[Data records]
★ ★ ★ ★ ★

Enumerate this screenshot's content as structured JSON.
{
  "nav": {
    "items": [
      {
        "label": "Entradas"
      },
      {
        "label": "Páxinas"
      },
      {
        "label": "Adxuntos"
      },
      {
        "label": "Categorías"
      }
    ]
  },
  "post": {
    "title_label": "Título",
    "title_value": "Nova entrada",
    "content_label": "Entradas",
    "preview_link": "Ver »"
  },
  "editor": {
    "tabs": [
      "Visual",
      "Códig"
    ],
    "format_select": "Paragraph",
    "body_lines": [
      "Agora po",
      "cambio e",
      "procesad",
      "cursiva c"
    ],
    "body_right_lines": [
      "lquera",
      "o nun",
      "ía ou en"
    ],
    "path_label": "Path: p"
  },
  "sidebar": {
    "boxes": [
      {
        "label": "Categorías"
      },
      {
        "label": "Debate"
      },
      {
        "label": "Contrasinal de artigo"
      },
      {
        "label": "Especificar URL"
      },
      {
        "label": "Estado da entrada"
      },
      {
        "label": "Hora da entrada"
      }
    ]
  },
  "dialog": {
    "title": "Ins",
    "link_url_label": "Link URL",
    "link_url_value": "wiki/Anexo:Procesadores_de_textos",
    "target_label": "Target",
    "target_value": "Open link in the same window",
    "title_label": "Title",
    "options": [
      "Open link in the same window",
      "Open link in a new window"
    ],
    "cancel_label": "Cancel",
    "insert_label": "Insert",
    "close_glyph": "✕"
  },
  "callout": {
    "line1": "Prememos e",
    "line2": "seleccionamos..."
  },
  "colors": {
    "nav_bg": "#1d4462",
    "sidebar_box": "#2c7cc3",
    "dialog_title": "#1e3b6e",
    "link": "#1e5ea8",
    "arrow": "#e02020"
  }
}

★ ★ ★ ★ ★

Request: Answer with one number: how many lines of the entries above include the word "Entradas".

Complete answer: 2